◆ **WORK INSTRUCTIONS**:
A – Reproduce everything in the Ngāi Tahu settlement article from "Nā Dr Martin" down to "they had begun.".
B – Write the next part of the Ngāi Tahu settlement article, picking up where it stops.

------ TEXT BLOCK

Battling it out in court: the litigation phase in the Ngāi Tahu Treaty settlement negotiation

Jul 1, 2018

Nā Dr Martin Fisher

The Ngāi Tahu negotiations with the Crown can be split into three distinct phases: September 1991 to November 1994 when the two sides began to explore the big-picture context of settlement, a period of litigation between 1994 and 1996, and the final phase of negotiations from April 1996 until a Deed was signed in November 1997. This article explores an intriguing stage in the negotiations: the rejected interim settlement that the Crown offered in late 1994, and some of the key litigation Ngāi Tahu used to get the Crown back to the negotiating table. Not all of the lawsuits were successful and the strategy would not have worked in the long-term, but in the short-term provided Ngāi Tahu with enough leverage to recommence negotiations under much better terms than they had begun.

As Waikato-Tainui proceeded to sign its Agreement in Principle in late December 1994 for its raupatu (confiscation) settlement, the Ngāi Tahu negotiations completely broke down. This breakdown can be pinpointed to early August 1994, when the Crown asked that their monthly meetings be delayed until the announcement of the Crown’s new treaty settlement policy at the end of the year. Ngāi Tahu had become increasingly agitated with the lack of progress occurring at the monthly meetings, but they perceived that the continuation of discussion was still key to the negotiation of a final settlement. The negotiations officially broke down in December 1994. Ngāi Tahu would state that the Crown had unilaterally cut off the negotiations during the breakdown, which lasted until the start of 1996.

In November 1994, an interim settlement had been offered to Ngāi Tahu. Negotiators took the offer back to the iwi, and it was rejected. The offer proposed that Ngāi Tahu receive freehold title to Rarotoka Island (in Foveaux Strait) but with the imposition of a marginal strip, and also receive title to Tūtaepatu Lagoon near Woodend Beach in Canterbury. Also, $10 million worth of land-banked properties were offered in exchange for a revised land bank system.

------------
------ SUPPLIED RECORDS

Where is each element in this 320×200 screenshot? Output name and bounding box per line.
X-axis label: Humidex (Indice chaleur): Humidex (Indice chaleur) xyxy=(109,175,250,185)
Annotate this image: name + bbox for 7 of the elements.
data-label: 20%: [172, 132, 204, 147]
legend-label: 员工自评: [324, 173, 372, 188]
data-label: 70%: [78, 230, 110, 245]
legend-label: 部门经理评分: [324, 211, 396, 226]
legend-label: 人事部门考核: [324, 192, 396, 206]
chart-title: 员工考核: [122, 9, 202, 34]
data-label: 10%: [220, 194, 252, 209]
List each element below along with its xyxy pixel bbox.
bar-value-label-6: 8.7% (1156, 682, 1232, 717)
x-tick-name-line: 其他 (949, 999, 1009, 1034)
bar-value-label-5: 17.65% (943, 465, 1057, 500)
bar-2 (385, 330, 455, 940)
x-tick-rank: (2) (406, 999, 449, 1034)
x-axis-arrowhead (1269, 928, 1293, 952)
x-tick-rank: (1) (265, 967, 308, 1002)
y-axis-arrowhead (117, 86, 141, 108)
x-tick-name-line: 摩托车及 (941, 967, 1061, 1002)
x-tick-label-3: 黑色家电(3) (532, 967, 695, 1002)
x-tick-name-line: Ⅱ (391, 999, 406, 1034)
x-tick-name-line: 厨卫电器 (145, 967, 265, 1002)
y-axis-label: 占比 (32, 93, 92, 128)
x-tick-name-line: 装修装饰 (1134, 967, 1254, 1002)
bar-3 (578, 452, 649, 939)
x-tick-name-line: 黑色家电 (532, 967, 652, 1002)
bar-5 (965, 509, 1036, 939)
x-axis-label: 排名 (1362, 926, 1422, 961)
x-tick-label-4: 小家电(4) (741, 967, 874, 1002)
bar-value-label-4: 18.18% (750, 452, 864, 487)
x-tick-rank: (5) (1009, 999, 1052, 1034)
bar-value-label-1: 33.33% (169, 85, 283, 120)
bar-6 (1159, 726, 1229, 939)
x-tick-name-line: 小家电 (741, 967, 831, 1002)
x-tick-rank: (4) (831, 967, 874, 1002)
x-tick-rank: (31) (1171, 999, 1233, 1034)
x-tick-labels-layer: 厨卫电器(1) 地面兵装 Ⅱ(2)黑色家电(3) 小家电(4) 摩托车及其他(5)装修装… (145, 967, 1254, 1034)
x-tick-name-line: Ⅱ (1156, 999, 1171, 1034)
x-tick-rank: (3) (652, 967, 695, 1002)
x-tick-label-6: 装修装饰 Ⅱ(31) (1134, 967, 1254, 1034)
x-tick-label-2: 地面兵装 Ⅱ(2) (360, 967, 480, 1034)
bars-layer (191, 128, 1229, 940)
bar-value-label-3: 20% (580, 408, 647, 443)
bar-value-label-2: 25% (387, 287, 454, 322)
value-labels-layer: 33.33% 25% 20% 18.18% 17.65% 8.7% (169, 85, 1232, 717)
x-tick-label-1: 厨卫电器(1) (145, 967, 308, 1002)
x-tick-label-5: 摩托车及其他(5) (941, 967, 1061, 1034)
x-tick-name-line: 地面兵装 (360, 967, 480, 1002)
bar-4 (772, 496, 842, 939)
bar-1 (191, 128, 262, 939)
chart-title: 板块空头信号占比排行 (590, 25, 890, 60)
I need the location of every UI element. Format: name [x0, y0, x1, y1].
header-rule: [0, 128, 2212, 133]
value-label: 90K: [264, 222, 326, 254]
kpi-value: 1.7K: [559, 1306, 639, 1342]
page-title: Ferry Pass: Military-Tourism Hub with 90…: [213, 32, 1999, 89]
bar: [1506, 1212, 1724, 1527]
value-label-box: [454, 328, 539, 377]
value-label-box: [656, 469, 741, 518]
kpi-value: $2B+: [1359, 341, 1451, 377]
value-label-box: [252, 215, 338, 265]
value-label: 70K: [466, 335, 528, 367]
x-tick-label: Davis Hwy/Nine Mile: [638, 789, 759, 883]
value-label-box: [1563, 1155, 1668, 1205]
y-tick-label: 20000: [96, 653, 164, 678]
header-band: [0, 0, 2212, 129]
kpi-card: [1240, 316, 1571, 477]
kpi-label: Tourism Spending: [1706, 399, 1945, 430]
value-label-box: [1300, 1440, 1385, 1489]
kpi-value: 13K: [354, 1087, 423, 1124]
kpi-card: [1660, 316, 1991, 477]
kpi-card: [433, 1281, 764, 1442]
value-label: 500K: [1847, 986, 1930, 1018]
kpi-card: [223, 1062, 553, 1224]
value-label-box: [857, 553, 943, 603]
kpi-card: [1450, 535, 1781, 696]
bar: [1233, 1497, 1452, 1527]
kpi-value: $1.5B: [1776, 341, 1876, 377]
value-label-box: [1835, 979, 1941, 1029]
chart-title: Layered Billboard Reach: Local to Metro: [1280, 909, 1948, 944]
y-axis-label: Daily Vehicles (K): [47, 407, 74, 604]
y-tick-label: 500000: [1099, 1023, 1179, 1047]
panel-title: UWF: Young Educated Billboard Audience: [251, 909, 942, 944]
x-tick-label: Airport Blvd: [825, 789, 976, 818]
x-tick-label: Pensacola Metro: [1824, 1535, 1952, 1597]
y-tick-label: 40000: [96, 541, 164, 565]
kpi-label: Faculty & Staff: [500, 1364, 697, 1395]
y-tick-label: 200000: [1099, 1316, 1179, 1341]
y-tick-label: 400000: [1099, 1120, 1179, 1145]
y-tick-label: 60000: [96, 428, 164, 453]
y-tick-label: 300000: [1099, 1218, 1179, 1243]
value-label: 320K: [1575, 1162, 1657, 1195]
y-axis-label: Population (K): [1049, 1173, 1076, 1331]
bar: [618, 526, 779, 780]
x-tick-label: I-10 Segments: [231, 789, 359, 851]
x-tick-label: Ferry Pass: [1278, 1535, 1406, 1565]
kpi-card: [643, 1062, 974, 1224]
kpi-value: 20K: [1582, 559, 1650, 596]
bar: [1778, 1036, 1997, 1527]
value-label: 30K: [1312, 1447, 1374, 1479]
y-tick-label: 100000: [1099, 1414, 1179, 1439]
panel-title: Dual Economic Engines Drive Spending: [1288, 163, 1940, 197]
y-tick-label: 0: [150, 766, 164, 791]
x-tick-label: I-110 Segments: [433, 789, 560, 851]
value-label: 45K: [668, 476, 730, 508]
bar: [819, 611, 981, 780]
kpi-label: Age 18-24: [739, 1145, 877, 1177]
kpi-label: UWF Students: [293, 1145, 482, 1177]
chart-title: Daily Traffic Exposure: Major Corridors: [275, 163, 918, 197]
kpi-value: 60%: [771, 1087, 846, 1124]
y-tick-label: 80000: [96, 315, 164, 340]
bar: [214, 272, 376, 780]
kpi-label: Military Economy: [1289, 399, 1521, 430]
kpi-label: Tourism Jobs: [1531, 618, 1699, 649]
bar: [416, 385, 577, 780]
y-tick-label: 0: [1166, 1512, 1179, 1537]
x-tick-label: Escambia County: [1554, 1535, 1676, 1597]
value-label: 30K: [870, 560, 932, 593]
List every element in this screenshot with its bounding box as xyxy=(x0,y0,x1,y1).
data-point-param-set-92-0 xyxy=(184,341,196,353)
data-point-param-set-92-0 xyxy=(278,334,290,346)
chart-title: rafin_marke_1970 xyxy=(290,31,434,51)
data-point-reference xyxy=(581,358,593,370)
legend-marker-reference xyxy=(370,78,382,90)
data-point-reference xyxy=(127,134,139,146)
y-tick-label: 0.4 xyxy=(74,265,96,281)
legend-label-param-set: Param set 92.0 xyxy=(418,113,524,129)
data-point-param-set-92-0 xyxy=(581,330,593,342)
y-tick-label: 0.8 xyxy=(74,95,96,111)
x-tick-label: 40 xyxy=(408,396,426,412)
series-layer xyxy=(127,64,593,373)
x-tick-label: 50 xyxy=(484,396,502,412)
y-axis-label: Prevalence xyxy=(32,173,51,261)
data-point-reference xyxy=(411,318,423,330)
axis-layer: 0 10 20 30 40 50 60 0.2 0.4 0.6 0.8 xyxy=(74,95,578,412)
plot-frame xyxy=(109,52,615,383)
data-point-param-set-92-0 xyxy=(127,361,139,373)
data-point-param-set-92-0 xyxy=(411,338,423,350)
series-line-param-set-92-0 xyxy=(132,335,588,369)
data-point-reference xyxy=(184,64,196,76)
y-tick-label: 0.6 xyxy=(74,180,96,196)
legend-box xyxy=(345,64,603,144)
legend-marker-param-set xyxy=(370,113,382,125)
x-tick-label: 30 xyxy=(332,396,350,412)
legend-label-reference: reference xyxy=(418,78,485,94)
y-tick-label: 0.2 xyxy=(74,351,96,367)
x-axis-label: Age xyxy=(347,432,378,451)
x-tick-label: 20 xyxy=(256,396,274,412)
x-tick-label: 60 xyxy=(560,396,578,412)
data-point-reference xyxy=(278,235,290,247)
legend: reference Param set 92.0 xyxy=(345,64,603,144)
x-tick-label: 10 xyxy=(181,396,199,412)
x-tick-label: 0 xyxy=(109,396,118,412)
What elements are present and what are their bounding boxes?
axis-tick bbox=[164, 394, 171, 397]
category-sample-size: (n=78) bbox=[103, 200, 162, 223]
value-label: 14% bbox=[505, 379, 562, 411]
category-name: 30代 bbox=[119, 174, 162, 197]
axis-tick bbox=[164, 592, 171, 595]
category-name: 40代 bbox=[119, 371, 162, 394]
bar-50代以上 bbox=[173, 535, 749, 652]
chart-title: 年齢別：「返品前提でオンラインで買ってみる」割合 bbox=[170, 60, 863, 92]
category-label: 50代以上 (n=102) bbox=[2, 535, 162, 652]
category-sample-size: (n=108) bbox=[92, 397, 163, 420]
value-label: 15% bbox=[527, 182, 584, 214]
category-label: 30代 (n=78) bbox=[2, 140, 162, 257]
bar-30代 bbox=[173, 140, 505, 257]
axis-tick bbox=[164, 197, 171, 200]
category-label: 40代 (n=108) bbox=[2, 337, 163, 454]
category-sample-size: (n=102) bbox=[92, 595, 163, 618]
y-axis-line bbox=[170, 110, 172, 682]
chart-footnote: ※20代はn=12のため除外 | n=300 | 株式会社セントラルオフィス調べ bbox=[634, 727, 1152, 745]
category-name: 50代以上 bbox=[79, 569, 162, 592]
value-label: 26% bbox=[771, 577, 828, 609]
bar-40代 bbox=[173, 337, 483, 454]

------------

◆ **SOLVED PROBLEMS**:
A –
Nā Dr Martin Fisher

The Ngāi Tahu negotiations with the Crown can be split into three distinct phases: September 1991 to November 1994 when the two sides began to explore the big-picture context of settlement, a period of litigation between 1994 and 1996, and the final phase of negotiations from April 1996 until a Deed was signed in November 1997. This article explores an intriguing stage in the negotiations: the rejected interim settlement that the Crown offered in late 1994, and some of the key litigation Ngāi Tahu used to get the Crown back to the negotiating table. Not all of the lawsuits were successful and the strategy would not have worked in the long-term, but in the short-term provided Ngāi Tahu with enough leverage to recommence negotiations under much better terms than they had begun.

B –
Ngāi Tahu was certainly not averse to the idea of an interim settlement, and had long advocated that a series of interim settlements would be better than the idea of a full and final settlement. However, their negotiators felt the offer was inadequate. Their concerns related to neglected issues such as the importance of the unique Ngāi Tahu land banking system (under which they could on-sell properties in the landbank and add further properties). There was also no mention of Whenua Hou and the Crown Tītī Islands, and negotiators felt that there were insufficient concessions on pounamu, Rarotoka Island, and title to the Arahura Valley. These shortcomings were related to the Department of Conservation (DOC) and were reflective of the distinct challenges existing within the Crown’s own policy development process.

DOC would begin to play a prominent role in the negotiations from 1994 onwards, taking on the role often played by Treasury as key internal government critic of the treaty settlement process.

Throughout 1995, Ngāi Tahu engaged in litigation against the Crown. At one point, there were 12 concurrent lawsuits in place. Returning to the courts had always remained an option for Ngāi Tahu, and the prospect grew more likely as negotiations progressed towards the breakdown in 1994. The courts had already been the site of boundary disputes between Ngāi Tahu and Rangitāne and other northern South Island iwi and hapū, and also a series of lawsuits involving the Treaty of Waitangi Fisheries Commission.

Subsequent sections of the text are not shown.